Directions for this task: Copy the material below with every "Ellipse shape" renamed to "Oval shape", leaving all other text unchanged.

#####

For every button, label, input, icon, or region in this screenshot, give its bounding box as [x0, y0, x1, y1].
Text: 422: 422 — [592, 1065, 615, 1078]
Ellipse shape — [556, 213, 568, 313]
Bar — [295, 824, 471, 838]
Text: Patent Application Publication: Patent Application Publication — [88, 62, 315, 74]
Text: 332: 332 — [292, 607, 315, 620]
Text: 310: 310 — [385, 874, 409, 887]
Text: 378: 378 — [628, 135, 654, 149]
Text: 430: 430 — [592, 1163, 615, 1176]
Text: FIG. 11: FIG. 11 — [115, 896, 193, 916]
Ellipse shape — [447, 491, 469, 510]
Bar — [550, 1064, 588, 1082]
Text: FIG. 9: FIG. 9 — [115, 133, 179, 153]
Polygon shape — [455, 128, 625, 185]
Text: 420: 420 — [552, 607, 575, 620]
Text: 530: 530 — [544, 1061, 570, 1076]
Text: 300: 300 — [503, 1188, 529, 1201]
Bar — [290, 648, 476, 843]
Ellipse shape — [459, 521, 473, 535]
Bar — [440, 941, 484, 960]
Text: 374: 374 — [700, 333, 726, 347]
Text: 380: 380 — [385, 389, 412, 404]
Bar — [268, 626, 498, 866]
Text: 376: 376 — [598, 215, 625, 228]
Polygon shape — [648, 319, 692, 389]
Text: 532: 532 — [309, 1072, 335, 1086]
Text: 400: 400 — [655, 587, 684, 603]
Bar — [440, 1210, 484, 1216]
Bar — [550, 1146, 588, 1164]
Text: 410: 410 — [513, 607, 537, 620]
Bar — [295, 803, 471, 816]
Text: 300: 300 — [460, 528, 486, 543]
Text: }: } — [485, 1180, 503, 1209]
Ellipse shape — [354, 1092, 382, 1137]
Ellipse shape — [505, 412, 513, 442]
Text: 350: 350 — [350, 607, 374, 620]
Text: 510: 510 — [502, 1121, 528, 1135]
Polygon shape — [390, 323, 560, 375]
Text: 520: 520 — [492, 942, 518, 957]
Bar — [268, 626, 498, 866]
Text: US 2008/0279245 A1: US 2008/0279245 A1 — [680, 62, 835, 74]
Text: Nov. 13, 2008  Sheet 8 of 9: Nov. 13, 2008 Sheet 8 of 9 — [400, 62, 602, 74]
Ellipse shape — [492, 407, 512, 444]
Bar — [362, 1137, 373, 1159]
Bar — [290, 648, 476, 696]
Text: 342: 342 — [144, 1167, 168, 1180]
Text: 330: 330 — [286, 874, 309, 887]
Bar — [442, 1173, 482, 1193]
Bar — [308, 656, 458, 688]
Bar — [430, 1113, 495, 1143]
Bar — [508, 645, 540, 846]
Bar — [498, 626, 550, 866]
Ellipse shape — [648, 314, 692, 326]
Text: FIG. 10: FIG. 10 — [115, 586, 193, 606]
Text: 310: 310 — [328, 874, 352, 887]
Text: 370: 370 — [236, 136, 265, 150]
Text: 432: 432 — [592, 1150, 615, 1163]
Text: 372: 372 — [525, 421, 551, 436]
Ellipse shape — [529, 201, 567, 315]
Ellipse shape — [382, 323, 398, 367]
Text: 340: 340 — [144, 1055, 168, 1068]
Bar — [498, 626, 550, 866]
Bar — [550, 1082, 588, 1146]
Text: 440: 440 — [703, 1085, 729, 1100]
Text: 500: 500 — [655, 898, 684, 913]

#####

Written answer:
For every button, label, input, icon, or region in this screenshot, give its bounding box as [x0, y0, x1, y1].
Text: 422: 422 — [592, 1065, 615, 1078]
Oval shape — [556, 213, 568, 313]
Bar — [295, 824, 471, 838]
Text: Patent Application Publication: Patent Application Publication — [88, 62, 315, 74]
Text: 332: 332 — [292, 607, 315, 620]
Text: 310: 310 — [385, 874, 409, 887]
Text: 378: 378 — [628, 135, 654, 149]
Text: 430: 430 — [592, 1163, 615, 1176]
Text: FIG. 11: FIG. 11 — [115, 896, 193, 916]
Oval shape — [447, 491, 469, 510]
Bar — [550, 1064, 588, 1082]
Text: FIG. 9: FIG. 9 — [115, 133, 179, 153]
Polygon shape — [455, 128, 625, 185]
Text: 420: 420 — [552, 607, 575, 620]
Text: 530: 530 — [544, 1061, 570, 1076]
Text: 300: 300 — [503, 1188, 529, 1201]
Bar — [290, 648, 476, 843]
Oval shape — [459, 521, 473, 535]
Bar — [440, 941, 484, 960]
Text: 374: 374 — [700, 333, 726, 347]
Text: 380: 380 — [385, 389, 412, 404]
Bar — [268, 626, 498, 866]
Text: 376: 376 — [598, 215, 625, 228]
Polygon shape — [648, 319, 692, 389]
Text: 532: 532 — [309, 1072, 335, 1086]
Text: 400: 400 — [655, 587, 684, 603]
Bar — [440, 1210, 484, 1216]
Bar — [550, 1146, 588, 1164]
Text: 410: 410 — [513, 607, 537, 620]
Bar — [295, 803, 471, 816]
Text: 300: 300 — [460, 528, 486, 543]
Text: }: } — [485, 1180, 503, 1209]
Oval shape — [354, 1092, 382, 1137]
Oval shape — [505, 412, 513, 442]
Text: 350: 350 — [350, 607, 374, 620]
Text: 510: 510 — [502, 1121, 528, 1135]
Polygon shape — [390, 323, 560, 375]
Text: 520: 520 — [492, 942, 518, 957]
Bar — [268, 626, 498, 866]
Text: US 2008/0279245 A1: US 2008/0279245 A1 — [680, 62, 835, 74]
Text: Nov. 13, 2008  Sheet 8 of 9: Nov. 13, 2008 Sheet 8 of 9 — [400, 62, 602, 74]
Oval shape — [492, 407, 512, 444]
Bar — [362, 1137, 373, 1159]
Bar — [290, 648, 476, 696]
Text: 342: 342 — [144, 1167, 168, 1180]
Text: 330: 330 — [286, 874, 309, 887]
Bar — [442, 1173, 482, 1193]
Bar — [308, 656, 458, 688]
Bar — [430, 1113, 495, 1143]
Bar — [508, 645, 540, 846]
Bar — [498, 626, 550, 866]
Oval shape — [648, 314, 692, 326]
Text: FIG. 10: FIG. 10 — [115, 586, 193, 606]
Text: 310: 310 — [328, 874, 352, 887]
Text: 370: 370 — [236, 136, 265, 150]
Text: 432: 432 — [592, 1150, 615, 1163]
Text: 372: 372 — [525, 421, 551, 436]
Oval shape — [529, 201, 567, 315]
Oval shape — [382, 323, 398, 367]
Text: 340: 340 — [144, 1055, 168, 1068]
Bar — [498, 626, 550, 866]
Bar — [550, 1082, 588, 1146]
Text: 440: 440 — [703, 1085, 729, 1100]
Text: 500: 500 — [655, 898, 684, 913]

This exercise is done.